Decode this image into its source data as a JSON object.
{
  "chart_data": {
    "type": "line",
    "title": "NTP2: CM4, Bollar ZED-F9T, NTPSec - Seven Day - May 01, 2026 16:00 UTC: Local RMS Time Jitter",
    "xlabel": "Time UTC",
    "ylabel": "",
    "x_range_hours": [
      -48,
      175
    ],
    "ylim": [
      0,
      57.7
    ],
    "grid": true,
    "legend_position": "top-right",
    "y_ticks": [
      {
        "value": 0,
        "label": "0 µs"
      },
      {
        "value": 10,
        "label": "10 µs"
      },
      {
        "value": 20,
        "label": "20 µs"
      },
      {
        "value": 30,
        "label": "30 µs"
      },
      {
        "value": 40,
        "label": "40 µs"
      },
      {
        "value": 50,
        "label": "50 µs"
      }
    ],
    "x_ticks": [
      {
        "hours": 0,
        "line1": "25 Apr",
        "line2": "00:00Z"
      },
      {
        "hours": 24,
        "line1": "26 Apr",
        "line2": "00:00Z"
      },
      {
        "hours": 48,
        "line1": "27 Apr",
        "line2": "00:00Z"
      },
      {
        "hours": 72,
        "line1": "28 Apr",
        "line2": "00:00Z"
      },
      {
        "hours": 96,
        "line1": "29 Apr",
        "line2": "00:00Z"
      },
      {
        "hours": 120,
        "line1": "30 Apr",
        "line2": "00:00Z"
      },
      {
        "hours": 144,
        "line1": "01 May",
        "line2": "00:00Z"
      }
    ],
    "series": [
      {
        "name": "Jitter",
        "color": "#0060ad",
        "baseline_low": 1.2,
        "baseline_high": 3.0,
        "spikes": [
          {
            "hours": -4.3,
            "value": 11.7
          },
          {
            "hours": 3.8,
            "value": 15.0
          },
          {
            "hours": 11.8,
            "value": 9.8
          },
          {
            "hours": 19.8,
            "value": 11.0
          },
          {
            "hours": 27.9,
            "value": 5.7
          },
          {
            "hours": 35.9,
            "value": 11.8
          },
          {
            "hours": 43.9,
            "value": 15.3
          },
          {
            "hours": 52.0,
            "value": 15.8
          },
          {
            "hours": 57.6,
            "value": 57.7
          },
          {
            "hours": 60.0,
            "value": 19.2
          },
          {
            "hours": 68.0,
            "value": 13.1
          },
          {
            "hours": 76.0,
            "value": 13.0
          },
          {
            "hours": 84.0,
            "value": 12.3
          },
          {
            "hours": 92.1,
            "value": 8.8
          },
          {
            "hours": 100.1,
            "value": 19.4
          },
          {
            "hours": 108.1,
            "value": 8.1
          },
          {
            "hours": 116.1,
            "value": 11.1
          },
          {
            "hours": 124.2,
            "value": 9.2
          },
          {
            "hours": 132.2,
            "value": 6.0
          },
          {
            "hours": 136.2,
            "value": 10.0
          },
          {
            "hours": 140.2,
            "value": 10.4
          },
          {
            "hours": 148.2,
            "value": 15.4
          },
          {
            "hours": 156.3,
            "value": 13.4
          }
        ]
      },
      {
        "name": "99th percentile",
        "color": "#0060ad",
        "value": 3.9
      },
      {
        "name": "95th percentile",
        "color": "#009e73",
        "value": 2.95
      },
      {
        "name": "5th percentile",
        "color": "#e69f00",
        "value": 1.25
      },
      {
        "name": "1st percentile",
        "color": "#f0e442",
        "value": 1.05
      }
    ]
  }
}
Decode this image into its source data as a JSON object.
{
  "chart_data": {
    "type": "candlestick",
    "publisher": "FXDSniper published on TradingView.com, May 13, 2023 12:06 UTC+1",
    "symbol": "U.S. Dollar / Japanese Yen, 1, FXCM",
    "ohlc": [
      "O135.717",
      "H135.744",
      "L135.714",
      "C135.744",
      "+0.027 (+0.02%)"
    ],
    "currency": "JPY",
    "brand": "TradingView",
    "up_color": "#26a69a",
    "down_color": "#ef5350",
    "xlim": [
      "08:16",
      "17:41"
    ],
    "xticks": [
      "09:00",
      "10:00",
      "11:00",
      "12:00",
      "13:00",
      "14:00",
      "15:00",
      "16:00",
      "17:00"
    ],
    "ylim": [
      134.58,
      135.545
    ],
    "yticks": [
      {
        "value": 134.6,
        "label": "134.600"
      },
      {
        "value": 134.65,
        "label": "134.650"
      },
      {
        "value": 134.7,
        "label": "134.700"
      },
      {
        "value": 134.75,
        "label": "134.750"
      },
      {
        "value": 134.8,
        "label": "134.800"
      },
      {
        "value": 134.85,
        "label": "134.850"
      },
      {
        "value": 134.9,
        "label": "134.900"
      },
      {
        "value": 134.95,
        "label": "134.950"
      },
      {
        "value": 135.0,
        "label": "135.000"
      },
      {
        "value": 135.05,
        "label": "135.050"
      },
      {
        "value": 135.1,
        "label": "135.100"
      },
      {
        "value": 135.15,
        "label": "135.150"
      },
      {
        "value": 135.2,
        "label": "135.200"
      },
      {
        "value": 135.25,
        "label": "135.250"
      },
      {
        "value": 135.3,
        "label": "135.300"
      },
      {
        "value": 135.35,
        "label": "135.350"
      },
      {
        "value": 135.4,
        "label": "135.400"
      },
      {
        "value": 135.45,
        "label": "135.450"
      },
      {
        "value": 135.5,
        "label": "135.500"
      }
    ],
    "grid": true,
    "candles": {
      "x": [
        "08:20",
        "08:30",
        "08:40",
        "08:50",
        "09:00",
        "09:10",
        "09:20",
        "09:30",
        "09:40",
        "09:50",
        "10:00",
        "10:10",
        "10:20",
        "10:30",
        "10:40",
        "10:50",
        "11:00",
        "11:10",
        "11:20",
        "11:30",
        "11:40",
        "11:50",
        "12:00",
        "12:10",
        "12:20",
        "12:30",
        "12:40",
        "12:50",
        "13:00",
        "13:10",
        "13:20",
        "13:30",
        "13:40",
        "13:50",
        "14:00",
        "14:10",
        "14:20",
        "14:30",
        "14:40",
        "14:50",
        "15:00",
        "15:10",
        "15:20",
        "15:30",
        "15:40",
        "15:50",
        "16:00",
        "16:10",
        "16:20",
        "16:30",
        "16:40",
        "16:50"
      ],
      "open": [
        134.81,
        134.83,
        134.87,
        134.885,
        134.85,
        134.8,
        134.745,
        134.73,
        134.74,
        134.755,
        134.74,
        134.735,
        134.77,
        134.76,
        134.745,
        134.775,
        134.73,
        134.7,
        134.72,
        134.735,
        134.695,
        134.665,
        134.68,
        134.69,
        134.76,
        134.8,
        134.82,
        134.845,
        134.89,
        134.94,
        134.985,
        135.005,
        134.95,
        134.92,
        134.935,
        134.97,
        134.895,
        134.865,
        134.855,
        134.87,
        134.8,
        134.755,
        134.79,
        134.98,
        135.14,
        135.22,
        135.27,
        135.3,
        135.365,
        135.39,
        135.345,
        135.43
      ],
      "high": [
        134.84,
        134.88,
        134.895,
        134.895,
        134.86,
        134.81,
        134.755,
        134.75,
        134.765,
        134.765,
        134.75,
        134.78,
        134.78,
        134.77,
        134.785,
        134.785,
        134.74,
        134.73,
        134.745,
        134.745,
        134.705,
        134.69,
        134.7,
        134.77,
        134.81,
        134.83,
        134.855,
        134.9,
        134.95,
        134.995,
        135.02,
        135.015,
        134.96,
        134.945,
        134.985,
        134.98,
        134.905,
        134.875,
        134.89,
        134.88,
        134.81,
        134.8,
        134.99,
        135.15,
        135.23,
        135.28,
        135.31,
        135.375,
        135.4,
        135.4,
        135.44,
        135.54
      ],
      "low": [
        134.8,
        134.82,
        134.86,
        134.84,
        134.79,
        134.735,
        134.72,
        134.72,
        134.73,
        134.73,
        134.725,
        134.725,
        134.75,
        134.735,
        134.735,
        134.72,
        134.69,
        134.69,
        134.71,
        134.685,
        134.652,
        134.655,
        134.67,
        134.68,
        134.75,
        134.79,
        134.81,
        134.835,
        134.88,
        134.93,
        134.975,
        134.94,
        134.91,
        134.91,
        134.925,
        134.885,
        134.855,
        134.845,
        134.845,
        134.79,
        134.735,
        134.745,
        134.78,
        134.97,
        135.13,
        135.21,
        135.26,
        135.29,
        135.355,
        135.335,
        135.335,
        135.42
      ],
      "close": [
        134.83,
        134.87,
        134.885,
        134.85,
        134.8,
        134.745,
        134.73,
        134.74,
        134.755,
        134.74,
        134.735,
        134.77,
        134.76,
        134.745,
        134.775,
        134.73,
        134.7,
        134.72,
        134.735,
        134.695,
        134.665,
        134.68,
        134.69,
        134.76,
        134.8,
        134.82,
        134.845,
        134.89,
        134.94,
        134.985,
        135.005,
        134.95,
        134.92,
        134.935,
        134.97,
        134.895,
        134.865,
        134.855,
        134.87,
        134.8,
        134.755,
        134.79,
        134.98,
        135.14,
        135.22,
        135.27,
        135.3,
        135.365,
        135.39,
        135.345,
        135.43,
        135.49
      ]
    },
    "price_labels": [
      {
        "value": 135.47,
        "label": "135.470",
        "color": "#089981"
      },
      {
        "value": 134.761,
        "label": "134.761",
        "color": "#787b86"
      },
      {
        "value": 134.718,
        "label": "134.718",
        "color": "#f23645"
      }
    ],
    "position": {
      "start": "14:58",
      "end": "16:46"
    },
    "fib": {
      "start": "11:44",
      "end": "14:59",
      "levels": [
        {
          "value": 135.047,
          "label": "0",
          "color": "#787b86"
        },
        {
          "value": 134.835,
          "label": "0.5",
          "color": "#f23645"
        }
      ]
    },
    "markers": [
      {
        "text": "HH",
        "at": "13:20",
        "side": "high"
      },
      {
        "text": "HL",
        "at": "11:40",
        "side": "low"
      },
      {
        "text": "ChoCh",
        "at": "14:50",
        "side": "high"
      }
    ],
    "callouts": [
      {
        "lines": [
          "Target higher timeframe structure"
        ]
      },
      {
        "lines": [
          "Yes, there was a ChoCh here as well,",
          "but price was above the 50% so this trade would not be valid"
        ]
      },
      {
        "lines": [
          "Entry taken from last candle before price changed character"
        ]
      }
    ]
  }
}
◇ ◇ ◇
- What is asked -
Copy out each line of the entries that holds "percentile".

- Answer to this problem -
        "name": "99th percentile",
        "name": "95th percentile",
        "name": "5th percentile",
        "name": "1st percentile",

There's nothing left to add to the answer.